Written task :: List all lines of the data containing the word "Glint".

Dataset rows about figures
+--
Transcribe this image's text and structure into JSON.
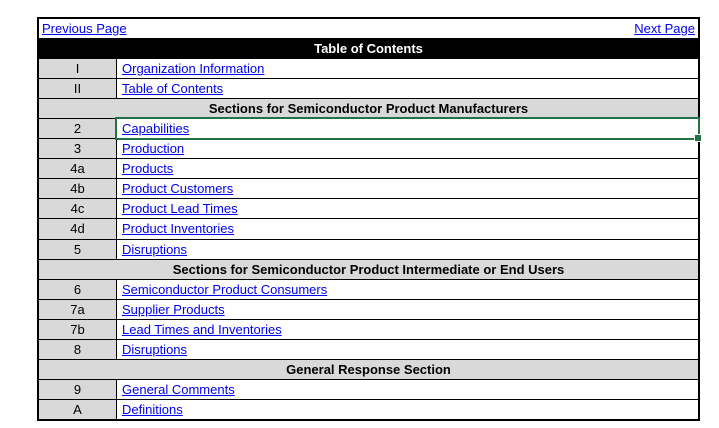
{
  "nav": {
    "previous_label": "Previous Page",
    "next_label": "Next Page"
  },
  "title_row": {
    "label": "Table of Contents"
  },
  "colors": {
    "link_blue": "#0000EE",
    "title_bar_background": "#000000",
    "title_bar_text": "#FFFFFF",
    "section_header_gray": "#D9D9D9",
    "grid_border": "#000000",
    "active_cell_green": "#217346"
  },
  "rows": [
    {
      "type": "entry",
      "num": "I",
      "label": "Organization Information"
    },
    {
      "type": "entry",
      "num": "II",
      "label": "Table of Contents"
    },
    {
      "type": "section",
      "label": "Sections for Semiconductor Product Manufacturers"
    },
    {
      "type": "entry",
      "num": "2",
      "label": "Capabilities",
      "selected": true
    },
    {
      "type": "entry",
      "num": "3",
      "label": "Production"
    },
    {
      "type": "entry",
      "num": "4a",
      "label": "Products"
    },
    {
      "type": "entry",
      "num": "4b",
      "label": "Product Customers"
    },
    {
      "type": "entry",
      "num": "4c",
      "label": "Product Lead Times"
    },
    {
      "type": "entry",
      "num": "4d",
      "label": "Product Inventories"
    },
    {
      "type": "entry",
      "num": "5",
      "label": "Disruptions"
    },
    {
      "type": "section",
      "label": "Sections for Semiconductor Product Intermediate or End Users"
    },
    {
      "type": "entry",
      "num": "6",
      "label": "Semiconductor Product Consumers"
    },
    {
      "type": "entry",
      "num": "7a",
      "label": "Supplier Products"
    },
    {
      "type": "entry",
      "num": "7b",
      "label": "Lead Times and Inventories"
    },
    {
      "type": "entry",
      "num": "8",
      "label": "Disruptions"
    },
    {
      "type": "section",
      "label": "General Response Section"
    },
    {
      "type": "entry",
      "num": "9",
      "label": "General Comments"
    },
    {
      "type": "entry",
      "num": "A",
      "label": "Definitions"
    }
  ]
}
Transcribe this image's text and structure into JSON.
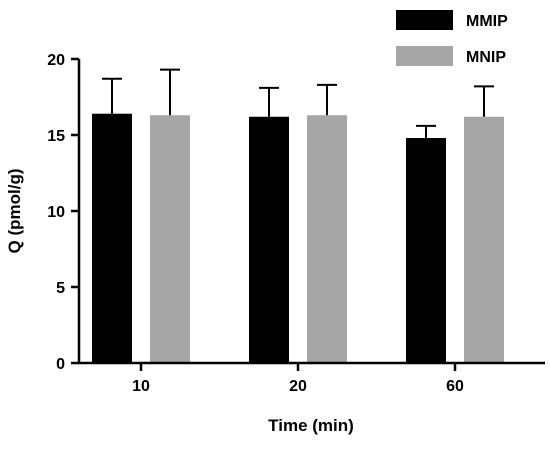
{
  "chart_data": {
    "type": "bar",
    "title": "",
    "xlabel": "Time (min)",
    "ylabel": "Q (pmol/g)",
    "categories": [
      "10",
      "20",
      "60"
    ],
    "ylim": [
      0,
      20
    ],
    "yticks": [
      "0",
      "5",
      "10",
      "15",
      "20"
    ],
    "error_bars": "upper",
    "legend_position": "top-right",
    "series": [
      {
        "name": "MMIP",
        "color": "#000000",
        "values": [
          16.4,
          16.2,
          14.8
        ],
        "errors": [
          2.3,
          1.9,
          0.8
        ]
      },
      {
        "name": "MNIP",
        "color": "#a6a6a6",
        "values": [
          16.3,
          16.3,
          16.2
        ],
        "errors": [
          3.0,
          2.0,
          2.0
        ]
      }
    ]
  }
}
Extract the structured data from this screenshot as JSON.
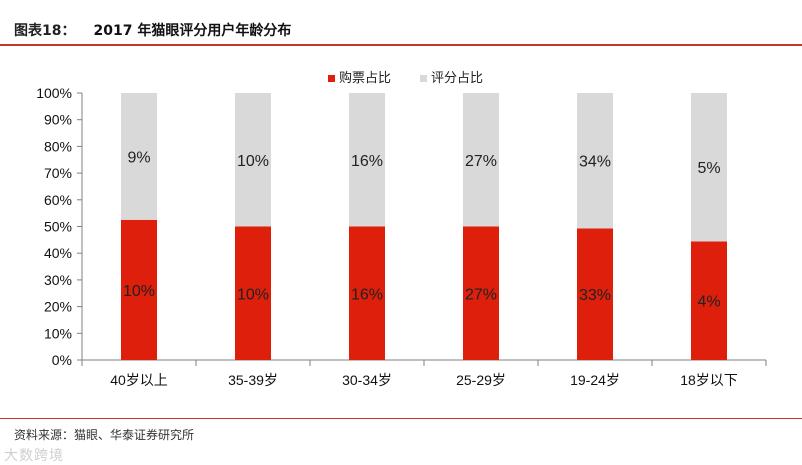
{
  "header": {
    "figure_label": "图表18：",
    "title": "2017 年猫眼评分用户年龄分布"
  },
  "footer": {
    "source": "资料来源：猫眼、华泰证券研究所",
    "watermark": "大数跨境"
  },
  "colors": {
    "ticket": "#dd1f0b",
    "rating": "#d9d9d9",
    "accent_rule": "#c0392b",
    "axis": "#808080"
  },
  "chart_data": {
    "type": "bar",
    "stacked": true,
    "categories": [
      "40岁以上",
      "35-39岁",
      "30-34岁",
      "25-29岁",
      "19-24岁",
      "18岁以下"
    ],
    "series": [
      {
        "name": "购票占比",
        "values": [
          52.5,
          50,
          50,
          50,
          49.3,
          44.4
        ],
        "labels": [
          "10%",
          "10%",
          "16%",
          "27%",
          "33%",
          "4%"
        ]
      },
      {
        "name": "评分占比",
        "values": [
          47.5,
          50,
          50,
          50,
          50.7,
          55.6
        ],
        "labels": [
          "9%",
          "10%",
          "16%",
          "27%",
          "34%",
          "5%"
        ]
      }
    ],
    "yticks": [
      "0%",
      "10%",
      "20%",
      "30%",
      "40%",
      "50%",
      "60%",
      "70%",
      "80%",
      "90%",
      "100%"
    ],
    "ylim": [
      0,
      100
    ],
    "grid": false,
    "legend": "top-center"
  }
}
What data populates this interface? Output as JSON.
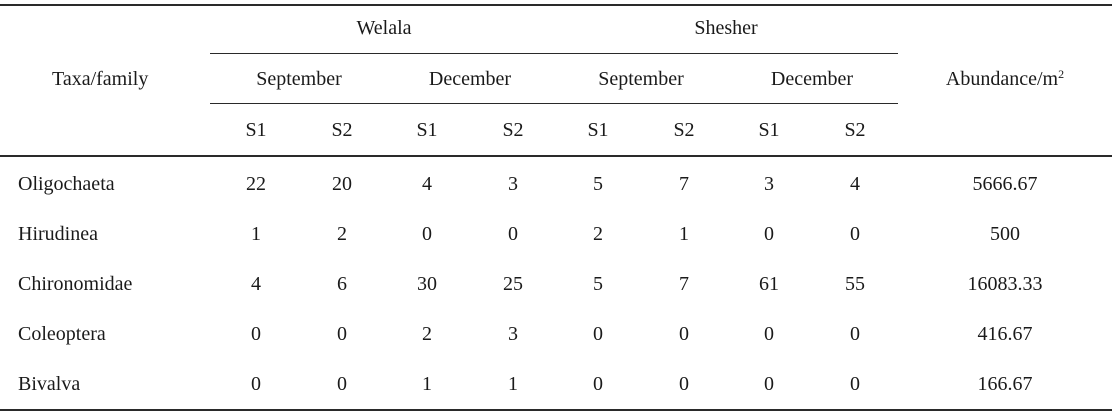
{
  "table": {
    "header": {
      "taxa_label": "Taxa/family",
      "abundance_label": "Abundance/m",
      "abundance_sup": "2",
      "sites": [
        "Welala",
        "Shesher"
      ],
      "months": [
        "September",
        "December",
        "September",
        "December"
      ],
      "samples": [
        "S1",
        "S2",
        "S1",
        "S2",
        "S1",
        "S2",
        "S1",
        "S2"
      ]
    },
    "rows": [
      {
        "taxon": "Oligochaeta",
        "values": [
          "22",
          "20",
          "4",
          "3",
          "5",
          "7",
          "3",
          "4"
        ],
        "abundance": "5666.67"
      },
      {
        "taxon": "Hirudinea",
        "values": [
          "1",
          "2",
          "0",
          "0",
          "2",
          "1",
          "0",
          "0"
        ],
        "abundance": "500"
      },
      {
        "taxon": "Chironomidae",
        "values": [
          "4",
          "6",
          "30",
          "25",
          "5",
          "7",
          "61",
          "55"
        ],
        "abundance": "16083.33"
      },
      {
        "taxon": "Coleoptera",
        "values": [
          "0",
          "0",
          "2",
          "3",
          "0",
          "0",
          "0",
          "0"
        ],
        "abundance": "416.67"
      },
      {
        "taxon": "Bivalva",
        "values": [
          "0",
          "0",
          "1",
          "1",
          "0",
          "0",
          "0",
          "0"
        ],
        "abundance": "166.67"
      }
    ]
  }
}
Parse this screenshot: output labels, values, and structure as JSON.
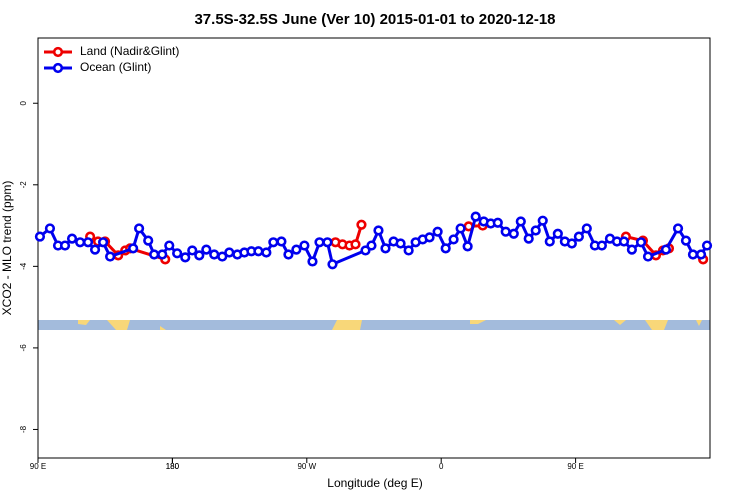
{
  "chart_data": {
    "type": "line",
    "title": "37.5S-32.5S June (Ver 10)   2015-01-01 to 2020-12-18",
    "x_label": "Longitude (deg E)",
    "y_label": "XCO2 - MLO trend (ppm)",
    "xlim": [
      90,
      540
    ],
    "xticks": [
      {
        "value": 90,
        "label": "90 E"
      },
      180,
      {
        "value": 270,
        "label": "90 W"
      },
      {
        "value": 360,
        "label": "0"
      },
      {
        "value": 450,
        "label": "90 E"
      },
      180.0001
    ],
    "ylim": [
      -8.7,
      1.6
    ],
    "yticks": [
      0,
      -2,
      -4,
      -6,
      -8
    ],
    "legend": "top-left",
    "series": [
      {
        "name": "Land (Nadir&Glint)",
        "color": "#ee0000",
        "x": [
          124.9,
          130.2,
          134.9,
          143.7,
          148.4,
          151.7,
          175.2,
          232,
          289.2,
          293.9,
          298.6,
          302.6,
          306.6,
          343,
          378.4,
          387.8,
          435,
          483.7,
          495.1,
          503.8,
          508.5,
          512.5,
          524,
          535.4
        ],
        "values": [
          -3.27,
          -3.39,
          -3.39,
          -3.73,
          -3.61,
          -3.56,
          -3.83,
          null,
          -3.41,
          -3.46,
          -3.49,
          -3.46,
          -2.98,
          null,
          -3.02,
          -3.0,
          null,
          -3.27,
          -3.37,
          -3.73,
          -3.61,
          -3.56,
          null,
          -3.83
        ]
      },
      {
        "name": "Ocean (Glint)",
        "color": "#0000ee",
        "x": [
          91.3,
          98.0,
          103.4,
          108.1,
          112.8,
          118.2,
          123.5,
          128.2,
          133.6,
          138.3,
          153.7,
          157.7,
          163.8,
          167.8,
          173.2,
          177.9,
          183.2,
          188.6,
          193.3,
          198.0,
          202.7,
          208.0,
          213.4,
          218.1,
          223.5,
          228.2,
          232.9,
          237.6,
          242.9,
          247.6,
          253.0,
          257.7,
          263.0,
          268.4,
          273.8,
          278.5,
          283.8,
          287.2,
          309.3,
          313.3,
          318.0,
          322.7,
          328.1,
          332.8,
          338.2,
          342.9,
          347.6,
          352.2,
          357.6,
          363.0,
          368.3,
          373.0,
          377.7,
          383.1,
          388.5,
          393.2,
          397.9,
          403.2,
          408.6,
          413.3,
          418.6,
          423.3,
          428.0,
          432.7,
          438.1,
          442.8,
          447.5,
          452.2,
          457.5,
          462.9,
          467.6,
          473.0,
          477.7,
          482.4,
          487.7,
          493.8,
          498.5,
          510.5,
          518.6,
          523.9,
          528.6,
          534.0,
          538.0
        ],
        "values": [
          -3.27,
          -3.07,
          -3.49,
          -3.49,
          -3.32,
          -3.41,
          -3.41,
          -3.59,
          -3.41,
          -3.76,
          -3.56,
          -3.07,
          -3.37,
          -3.71,
          -3.71,
          -3.49,
          -3.68,
          -3.78,
          -3.61,
          -3.73,
          -3.59,
          -3.71,
          -3.76,
          -3.66,
          -3.71,
          -3.66,
          -3.63,
          -3.63,
          -3.66,
          -3.41,
          -3.39,
          -3.71,
          -3.59,
          -3.49,
          -3.88,
          -3.41,
          -3.41,
          -3.95,
          -3.61,
          -3.49,
          -3.12,
          -3.56,
          -3.39,
          -3.44,
          -3.61,
          -3.41,
          -3.34,
          -3.29,
          -3.15,
          -3.56,
          -3.34,
          -3.07,
          -3.51,
          -2.78,
          -2.9,
          -2.95,
          -2.93,
          -3.15,
          -3.2,
          -2.9,
          -3.32,
          -3.12,
          -2.88,
          -3.39,
          -3.2,
          -3.39,
          -3.44,
          -3.27,
          -3.07,
          -3.49,
          -3.49,
          -3.32,
          -3.39,
          -3.39,
          -3.59,
          -3.41,
          -3.76,
          -3.59,
          -3.07,
          -3.37,
          -3.71,
          -3.71,
          -3.49
        ]
      }
    ]
  }
}
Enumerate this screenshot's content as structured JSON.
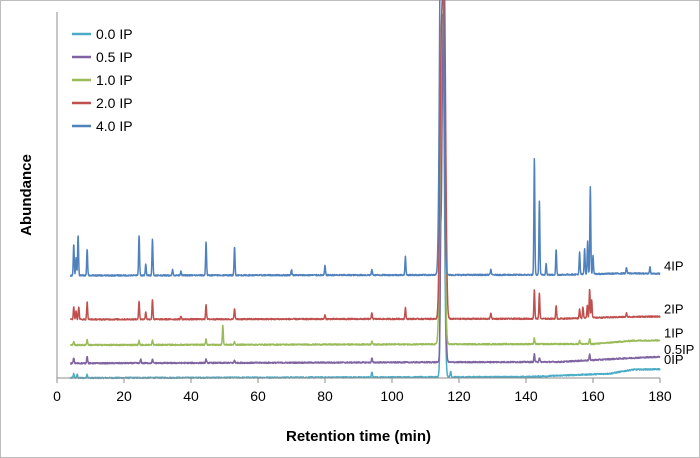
{
  "chart_data": {
    "type": "line",
    "title": "",
    "xlabel": "Retention time (min)",
    "ylabel": "Abundance",
    "xlim": [
      0,
      180
    ],
    "xticks": [
      0,
      20,
      40,
      60,
      80,
      100,
      120,
      140,
      160,
      180
    ],
    "ylim": [
      0,
      100
    ],
    "y_ticks_shown": false,
    "grid": false,
    "legend_position": "top-left",
    "series": [
      {
        "name": "0.0 IP",
        "trace_label": "0IP",
        "color": "#4bacc6",
        "baseline": 0,
        "drift": [
          [
            0,
            0
          ],
          [
            140,
            0.3
          ],
          [
            165,
            1.2
          ],
          [
            172,
            2.3
          ],
          [
            180,
            2.4
          ]
        ],
        "peaks": [
          [
            5,
            1.2
          ],
          [
            6,
            1.0
          ],
          [
            9,
            1.0
          ],
          [
            94,
            1.4
          ],
          [
            114.5,
            15
          ],
          [
            115.2,
            94
          ],
          [
            117.5,
            1.6
          ]
        ]
      },
      {
        "name": "0.5 IP",
        "trace_label": "0.5IP",
        "color": "#8064a2",
        "baseline": 4,
        "drift": [
          [
            0,
            0
          ],
          [
            150,
            0.4
          ],
          [
            170,
            1.4
          ],
          [
            180,
            1.8
          ]
        ],
        "peaks": [
          [
            5,
            1.5
          ],
          [
            9,
            2.0
          ],
          [
            25,
            1.0
          ],
          [
            28.5,
            1.0
          ],
          [
            44.5,
            1.0
          ],
          [
            53,
            0.7
          ],
          [
            94,
            1.2
          ],
          [
            114.5,
            20
          ],
          [
            115.3,
            95
          ],
          [
            142.5,
            2.2
          ],
          [
            144,
            1.2
          ],
          [
            159,
            1.6
          ]
        ]
      },
      {
        "name": "1.0 IP",
        "trace_label": "1IP",
        "color": "#9bbb59",
        "baseline": 9,
        "drift": [
          [
            0,
            0
          ],
          [
            160,
            0.3
          ],
          [
            172,
            1.2
          ],
          [
            180,
            1.3
          ]
        ],
        "peaks": [
          [
            5,
            1.0
          ],
          [
            9,
            1.5
          ],
          [
            24.5,
            1.2
          ],
          [
            28.5,
            1.2
          ],
          [
            44.5,
            1.5
          ],
          [
            49.5,
            5.4
          ],
          [
            53,
            0.8
          ],
          [
            94,
            0.9
          ],
          [
            114.6,
            45
          ],
          [
            115.3,
            90
          ],
          [
            142.5,
            1.6
          ],
          [
            156,
            1.0
          ],
          [
            159,
            1.5
          ]
        ]
      },
      {
        "name": "2.0 IP",
        "trace_label": "2IP",
        "color": "#c0504d",
        "baseline": 16,
        "drift": [
          [
            0,
            0
          ],
          [
            150,
            0.2
          ],
          [
            170,
            0.7
          ],
          [
            180,
            0.8
          ]
        ],
        "peaks": [
          [
            5,
            3.5
          ],
          [
            5.7,
            2.5
          ],
          [
            6.5,
            3.5
          ],
          [
            9,
            4.8
          ],
          [
            24.5,
            5.0
          ],
          [
            26.5,
            2.0
          ],
          [
            28.5,
            5.5
          ],
          [
            37,
            0.8
          ],
          [
            44.5,
            4.0
          ],
          [
            53,
            3.0
          ],
          [
            80,
            1.0
          ],
          [
            94,
            1.7
          ],
          [
            104,
            3.0
          ],
          [
            114.7,
            70
          ],
          [
            115.6,
            88
          ],
          [
            129.5,
            1.7
          ],
          [
            142.5,
            8.0
          ],
          [
            144,
            7.0
          ],
          [
            149,
            3.5
          ],
          [
            156,
            2.5
          ],
          [
            157,
            3.0
          ],
          [
            158.3,
            3.5
          ],
          [
            159,
            8.0
          ],
          [
            159.6,
            5.0
          ],
          [
            170,
            1.0
          ]
        ]
      },
      {
        "name": "4.0 IP",
        "trace_label": "4IP",
        "color": "#4f81bd",
        "baseline": 28,
        "drift": [
          [
            0,
            0
          ],
          [
            150,
            0.2
          ],
          [
            170,
            0.6
          ],
          [
            180,
            0.5
          ]
        ],
        "peaks": [
          [
            5,
            8.5
          ],
          [
            5.7,
            5.0
          ],
          [
            6.3,
            11.0
          ],
          [
            9,
            7.3
          ],
          [
            24.5,
            11.0
          ],
          [
            26.5,
            3.0
          ],
          [
            28.5,
            10.0
          ],
          [
            34.5,
            1.5
          ],
          [
            37,
            1.2
          ],
          [
            44.5,
            9.2
          ],
          [
            53,
            7.8
          ],
          [
            70,
            1.5
          ],
          [
            80,
            2.5
          ],
          [
            94,
            1.5
          ],
          [
            104,
            5.0
          ],
          [
            114.6,
            89
          ],
          [
            115.1,
            80
          ],
          [
            129.5,
            1.5
          ],
          [
            142.5,
            32
          ],
          [
            144,
            20
          ],
          [
            146,
            3.0
          ],
          [
            149,
            7.0
          ],
          [
            156,
            6.0
          ],
          [
            157.5,
            7.0
          ],
          [
            158.4,
            9.0
          ],
          [
            159.2,
            24
          ],
          [
            160,
            5.0
          ],
          [
            170,
            1.6
          ],
          [
            177,
            1.8
          ]
        ]
      }
    ]
  }
}
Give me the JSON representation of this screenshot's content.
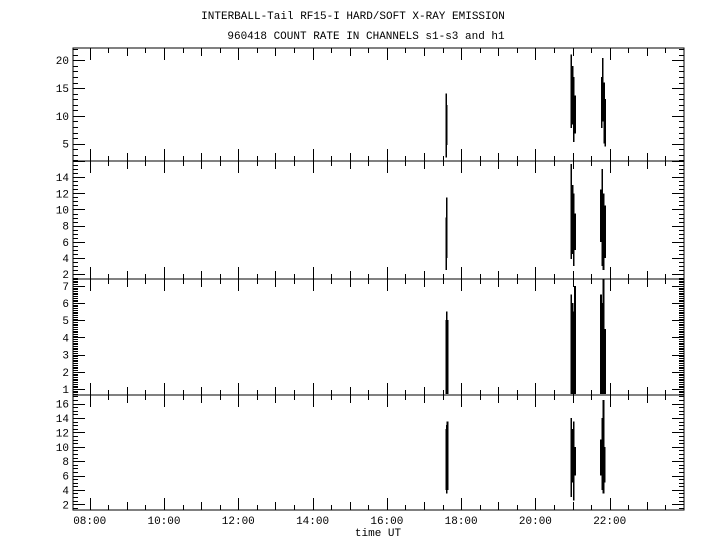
{
  "chart_data": {
    "type": "line",
    "title": "INTERBALL-Tail RF15-I HARD/SOFT X-RAY EMISSION",
    "subtitle": "960418  COUNT RATE IN CHANNELS s1-s3 and h1",
    "xlabel": "time UT",
    "xlim": [
      "07:33",
      "24:00"
    ],
    "x_ticks": [
      "08:00",
      "10:00",
      "12:00",
      "14:00",
      "16:00",
      "18:00",
      "20:00",
      "22:00"
    ],
    "grid": false,
    "color": "#000000",
    "panels": [
      {
        "ylim": [
          1.9,
          22.2
        ],
        "y_ticks": [
          5,
          10,
          15,
          20
        ],
        "y_major": 5,
        "y_minor": 1,
        "segments": [
          [
            "17:36",
            2.5,
            14
          ],
          [
            "17:37",
            4.8,
            12
          ],
          [
            "20:58",
            7.8,
            21
          ],
          [
            "21:00",
            8.5,
            19
          ],
          [
            "21:02",
            5.3,
            17
          ],
          [
            "21:04",
            6.8,
            13.7
          ],
          [
            "21:47",
            7.8,
            17
          ],
          [
            "21:49",
            9,
            20.4
          ],
          [
            "21:51",
            5,
            16
          ],
          [
            "21:53",
            4.5,
            13
          ]
        ]
      },
      {
        "ylim": [
          1.4,
          16
        ],
        "y_ticks": [
          2,
          4,
          6,
          8,
          10,
          12,
          14
        ],
        "y_major": 2,
        "y_minor": 0.5,
        "segments": [
          [
            "17:36",
            2.5,
            9
          ],
          [
            "17:37",
            4,
            11.5
          ],
          [
            "20:58",
            3.9,
            15.6
          ],
          [
            "21:00",
            4.5,
            13
          ],
          [
            "21:02",
            3,
            12
          ],
          [
            "21:04",
            5,
            9.5
          ],
          [
            "21:46",
            6,
            12.5
          ],
          [
            "21:48",
            3,
            15
          ],
          [
            "21:50",
            2.5,
            12
          ],
          [
            "21:53",
            4,
            10.5
          ]
        ]
      },
      {
        "ylim": [
          0.65,
          7.4
        ],
        "y_ticks": [
          1,
          2,
          3,
          4,
          5,
          6,
          7
        ],
        "y_major": 1,
        "y_minor": 0.1,
        "segments": [
          [
            "17:36",
            0.7,
            5
          ],
          [
            "17:37",
            0.7,
            5.5
          ],
          [
            "17:38",
            0.7,
            5
          ],
          [
            "20:58",
            0.7,
            6.5
          ],
          [
            "21:00",
            0.7,
            6
          ],
          [
            "21:02",
            0.7,
            5.5
          ],
          [
            "21:04",
            0.7,
            7
          ],
          [
            "21:46",
            0.7,
            6.5
          ],
          [
            "21:48",
            0.7,
            6
          ],
          [
            "21:50",
            0.7,
            7.4
          ],
          [
            "21:53",
            0.7,
            4.5
          ]
        ]
      },
      {
        "ylim": [
          1.2,
          17.2
        ],
        "y_ticks": [
          2,
          4,
          6,
          8,
          10,
          12,
          14,
          16
        ],
        "y_major": 2,
        "y_minor": 0.5,
        "segments": [
          [
            "17:36",
            4,
            12.5
          ],
          [
            "17:37",
            3.5,
            13
          ],
          [
            "17:38",
            4,
            13.5
          ],
          [
            "20:58",
            3,
            14
          ],
          [
            "21:00",
            5,
            12.5
          ],
          [
            "21:02",
            2.5,
            13.5
          ],
          [
            "21:04",
            6,
            10
          ],
          [
            "21:46",
            6,
            11
          ],
          [
            "21:48",
            4,
            14
          ],
          [
            "21:50",
            3.5,
            16.5
          ],
          [
            "21:52",
            5,
            10
          ]
        ]
      }
    ]
  }
}
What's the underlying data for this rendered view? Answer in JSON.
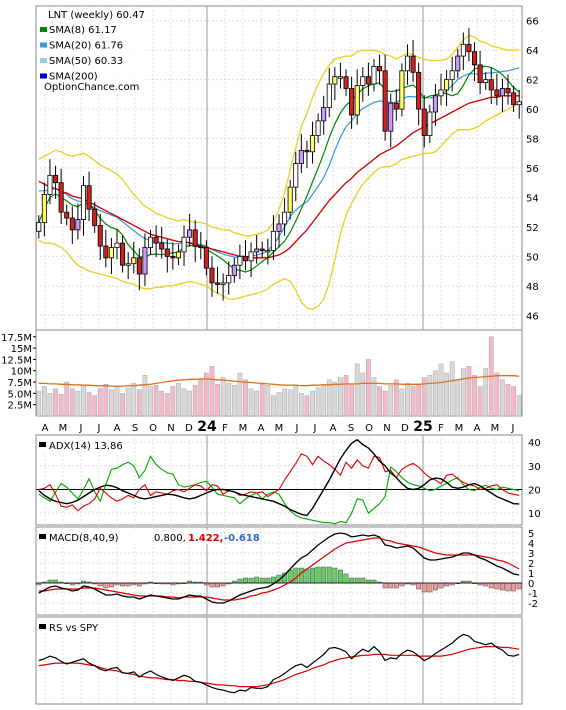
+--
Solution to this problem ::
        "name": "Land (Nadir&Glint)",
        "name": "Ocean (Glint)",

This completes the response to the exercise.